(Given data):
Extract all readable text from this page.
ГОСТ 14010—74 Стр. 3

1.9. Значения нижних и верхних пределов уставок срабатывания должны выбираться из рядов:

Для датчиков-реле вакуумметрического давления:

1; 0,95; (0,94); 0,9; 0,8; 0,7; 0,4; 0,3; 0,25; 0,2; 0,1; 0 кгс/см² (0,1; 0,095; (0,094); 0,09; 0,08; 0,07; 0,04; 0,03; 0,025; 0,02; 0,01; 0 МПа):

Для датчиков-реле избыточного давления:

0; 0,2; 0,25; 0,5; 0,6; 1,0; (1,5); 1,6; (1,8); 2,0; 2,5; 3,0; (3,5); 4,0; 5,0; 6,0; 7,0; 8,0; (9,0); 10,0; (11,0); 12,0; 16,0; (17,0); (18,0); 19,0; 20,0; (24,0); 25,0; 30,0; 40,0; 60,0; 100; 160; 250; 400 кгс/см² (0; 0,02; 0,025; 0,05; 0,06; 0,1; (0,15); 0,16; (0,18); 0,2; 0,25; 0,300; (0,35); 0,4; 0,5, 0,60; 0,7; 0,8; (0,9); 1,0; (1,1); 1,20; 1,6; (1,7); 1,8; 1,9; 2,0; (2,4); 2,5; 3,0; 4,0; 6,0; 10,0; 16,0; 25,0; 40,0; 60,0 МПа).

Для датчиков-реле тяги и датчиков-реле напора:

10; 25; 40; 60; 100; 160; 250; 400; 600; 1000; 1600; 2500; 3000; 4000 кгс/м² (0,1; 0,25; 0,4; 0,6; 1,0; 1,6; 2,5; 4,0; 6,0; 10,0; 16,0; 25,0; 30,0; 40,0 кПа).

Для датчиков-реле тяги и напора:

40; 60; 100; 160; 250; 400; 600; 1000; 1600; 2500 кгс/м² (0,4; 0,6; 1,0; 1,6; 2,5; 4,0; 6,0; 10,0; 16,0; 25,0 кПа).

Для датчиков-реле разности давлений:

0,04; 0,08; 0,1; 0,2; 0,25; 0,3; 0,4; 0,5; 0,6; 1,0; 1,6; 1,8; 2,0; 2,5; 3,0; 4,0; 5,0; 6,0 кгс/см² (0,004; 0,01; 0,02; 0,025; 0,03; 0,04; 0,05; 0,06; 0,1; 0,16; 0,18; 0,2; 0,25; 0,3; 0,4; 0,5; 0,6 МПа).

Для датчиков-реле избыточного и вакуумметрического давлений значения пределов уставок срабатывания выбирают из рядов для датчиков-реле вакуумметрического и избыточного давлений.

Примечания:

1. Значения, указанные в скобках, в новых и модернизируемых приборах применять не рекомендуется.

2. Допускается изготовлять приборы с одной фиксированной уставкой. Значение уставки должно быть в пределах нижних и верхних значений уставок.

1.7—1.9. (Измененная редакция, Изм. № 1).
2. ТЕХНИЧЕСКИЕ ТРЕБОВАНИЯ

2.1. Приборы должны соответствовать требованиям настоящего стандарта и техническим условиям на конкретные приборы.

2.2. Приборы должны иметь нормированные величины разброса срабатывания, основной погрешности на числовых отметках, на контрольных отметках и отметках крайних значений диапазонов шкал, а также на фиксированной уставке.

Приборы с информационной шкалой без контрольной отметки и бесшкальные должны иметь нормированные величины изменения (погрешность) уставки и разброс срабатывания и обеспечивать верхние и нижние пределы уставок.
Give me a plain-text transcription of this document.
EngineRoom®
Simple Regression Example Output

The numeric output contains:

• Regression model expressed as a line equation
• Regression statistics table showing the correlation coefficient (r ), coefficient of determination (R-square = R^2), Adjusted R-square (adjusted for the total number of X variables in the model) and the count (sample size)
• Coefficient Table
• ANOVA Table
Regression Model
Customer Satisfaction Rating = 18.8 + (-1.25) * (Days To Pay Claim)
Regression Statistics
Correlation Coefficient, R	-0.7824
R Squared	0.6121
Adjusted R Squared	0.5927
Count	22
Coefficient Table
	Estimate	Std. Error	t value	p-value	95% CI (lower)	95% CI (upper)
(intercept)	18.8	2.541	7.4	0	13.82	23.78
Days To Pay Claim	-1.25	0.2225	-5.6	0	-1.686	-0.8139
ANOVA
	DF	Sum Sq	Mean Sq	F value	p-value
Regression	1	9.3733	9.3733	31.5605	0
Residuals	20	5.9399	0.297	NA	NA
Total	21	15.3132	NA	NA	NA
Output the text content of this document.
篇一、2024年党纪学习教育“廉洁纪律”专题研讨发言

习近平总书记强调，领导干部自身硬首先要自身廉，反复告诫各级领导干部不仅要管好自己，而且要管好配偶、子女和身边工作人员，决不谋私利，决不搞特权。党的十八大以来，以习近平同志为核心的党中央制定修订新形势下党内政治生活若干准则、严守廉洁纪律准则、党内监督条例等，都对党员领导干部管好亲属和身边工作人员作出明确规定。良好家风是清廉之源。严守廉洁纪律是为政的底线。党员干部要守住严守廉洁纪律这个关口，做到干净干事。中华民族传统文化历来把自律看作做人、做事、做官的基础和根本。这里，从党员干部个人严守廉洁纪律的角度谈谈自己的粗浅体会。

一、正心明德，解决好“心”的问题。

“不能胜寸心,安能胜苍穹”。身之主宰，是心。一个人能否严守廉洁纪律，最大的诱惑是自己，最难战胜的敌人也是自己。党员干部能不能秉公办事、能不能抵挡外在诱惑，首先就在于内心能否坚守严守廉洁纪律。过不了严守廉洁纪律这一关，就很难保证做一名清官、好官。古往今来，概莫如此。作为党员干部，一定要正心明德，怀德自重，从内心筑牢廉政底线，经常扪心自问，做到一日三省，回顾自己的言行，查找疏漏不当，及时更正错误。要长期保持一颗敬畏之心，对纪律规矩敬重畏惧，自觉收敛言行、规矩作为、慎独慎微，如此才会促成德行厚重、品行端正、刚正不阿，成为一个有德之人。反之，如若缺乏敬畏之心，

(Instruction): Output the whole listing above again, word for word.

(Output of the task):
Extract all readable text from this page.
ГОСТ 14010—74 Стр. 3

1.9. Значения нижних и верхних пределов уставок срабатывания должны выбираться из рядов:

Для датчиков-реле вакуумметрического давления:

1; 0,95; (0,94); 0,9; 0,8; 0,7; 0,4; 0,3; 0,25; 0,2; 0,1; 0 кгс/см² (0,1; 0,095; (0,094); 0,09; 0,08; 0,07; 0,04; 0,03; 0,025; 0,02; 0,01; 0 МПа):

Для датчиков-реле избыточного давления:

0; 0,2; 0,25; 0,5; 0,6; 1,0; (1,5); 1,6; (1,8); 2,0; 2,5; 3,0; (3,5); 4,0; 5,0; 6,0; 7,0; 8,0; (9,0); 10,0; (11,0); 12,0; 16,0; (17,0); (18,0); 19,0; 20,0; (24,0); 25,0; 30,0; 40,0; 60,0; 100; 160; 250; 400 кгс/см² (0; 0,02; 0,025; 0,05; 0,06; 0,1; (0,15); 0,16; (0,18); 0,2; 0,25; 0,300; (0,35); 0,4; 0,5, 0,60; 0,7; 0,8; (0,9); 1,0; (1,1); 1,20; 1,6; (1,7); 1,8; 1,9; 2,0; (2,4); 2,5; 3,0; 4,0; 6,0; 10,0; 16,0; 25,0; 40,0; 60,0 МПа).

Для датчиков-реле тяги и датчиков-реле напора:

10; 25; 40; 60; 100; 160; 250; 400; 600; 1000; 1600; 2500; 3000; 4000 кгс/м² (0,1; 0,25; 0,4; 0,6; 1,0; 1,6; 2,5; 4,0; 6,0; 10,0; 16,0; 25,0; 30,0; 40,0 кПа).

Для датчиков-реле тяги и напора:

40; 60; 100; 160; 250; 400; 600; 1000; 1600; 2500 кгс/м² (0,4; 0,6; 1,0; 1,6; 2,5; 4,0; 6,0; 10,0; 16,0; 25,0 кПа).

Для датчиков-реле разности давлений:

0,04; 0,08; 0,1; 0,2; 0,25; 0,3; 0,4; 0,5; 0,6; 1,0; 1,6; 1,8; 2,0; 2,5; 3,0; 4,0; 5,0; 6,0 кгс/см² (0,004; 0,01; 0,02; 0,025; 0,03; 0,04; 0,05; 0,06; 0,1; 0,16; 0,18; 0,2; 0,25; 0,3; 0,4; 0,5; 0,6 МПа).

Для датчиков-реле избыточного и вакуумметрического давлений значения пределов уставок срабатывания выбирают из рядов для датчиков-реле вакуумметрического и избыточного давлений.

Примечания:

1. Значения, указанные в скобках, в новых и модернизируемых приборах применять не рекомендуется.

2. Допускается изготовлять приборы с одной фиксированной уставкой. Значение уставки должно быть в пределах нижних и верхних значений уставок.

1.7—1.9. (Измененная редакция, Изм. № 1).
2. ТЕХНИЧЕСКИЕ ТРЕБОВАНИЯ

2.1. Приборы должны соответствовать требованиям настоящего стандарта и техническим условиям на конкретные приборы.

2.2. Приборы должны иметь нормированные величины разброса срабатывания, основной погрешности на числовых отметках, на контрольных отметках и отметках крайних значений диапазонов шкал, а также на фиксированной уставке.

Приборы с информационной шкалой без контрольной отметки и бесшкальные должны иметь нормированные величины изменения (погрешность) уставки и разброс срабатывания и обеспечивать верхние и нижние пределы уставок.
Give me a plain-text transcription of this document.
EngineRoom®
Simple Regression Example Output

The numeric output contains:

• Regression model expressed as a line equation
• Regression statistics table showing the correlation coefficient (r ), coefficient of determination (R-square = R^2), Adjusted R-square (adjusted for the total number of X variables in the model) and the count (sample size)
• Coefficient Table
• ANOVA Table
Regression Model
Customer Satisfaction Rating = 18.8 + (-1.25) * (Days To Pay Claim)
Regression Statistics
Correlation Coefficient, R	-0.7824
R Squared	0.6121
Adjusted R Squared	0.5927
Count	22
Coefficient Table
	Estimate	Std. Error	t value	p-value	95% CI (lower)	95% CI (upper)
(intercept)	18.8	2.541	7.4	0	13.82	23.78
Days To Pay Claim	-1.25	0.2225	-5.6	0	-1.686	-0.8139
ANOVA
	DF	Sum Sq	Mean Sq	F value	p-value
Regression	1	9.3733	9.3733	31.5605	0
Residuals	20	5.9399	0.297	NA	NA
Total	21	15.3132	NA	NA	NA
Output the text content of this document.
篇一、2024年党纪学习教育“廉洁纪律”专题研讨发言

习近平总书记强调，领导干部自身硬首先要自身廉，反复告诫各级领导干部不仅要管好自己，而且要管好配偶、子女和身边工作人员，决不谋私利，决不搞特权。党的十八大以来，以习近平同志为核心的党中央制定修订新形势下党内政治生活若干准则、严守廉洁纪律准则、党内监督条例等，都对党员领导干部管好亲属和身边工作人员作出明确规定。良好家风是清廉之源。严守廉洁纪律是为政的底线。党员干部要守住严守廉洁纪律这个关口，做到干净干事。中华民族传统文化历来把自律看作做人、做事、做官的基础和根本。这里，从党员干部个人严守廉洁纪律的角度谈谈自己的粗浅体会。

一、正心明德，解决好“心”的问题。

“不能胜寸心,安能胜苍穹”。身之主宰，是心。一个人能否严守廉洁纪律，最大的诱惑是自己，最难战胜的敌人也是自己。党员干部能不能秉公办事、能不能抵挡外在诱惑，首先就在于内心能否坚守严守廉洁纪律。过不了严守廉洁纪律这一关，就很难保证做一名清官、好官。古往今来，概莫如此。作为党员干部，一定要正心明德，怀德自重，从内心筑牢廉政底线，经常扪心自问，做到一日三省，回顾自己的言行，查找疏漏不当，及时更正错误。要长期保持一颗敬畏之心，对纪律规矩敬重畏惧，自觉收敛言行、规矩作为、慎独慎微，如此才会促成德行厚重、品行端正、刚正不阿，成为一个有德之人。反之，如若缺乏敬畏之心，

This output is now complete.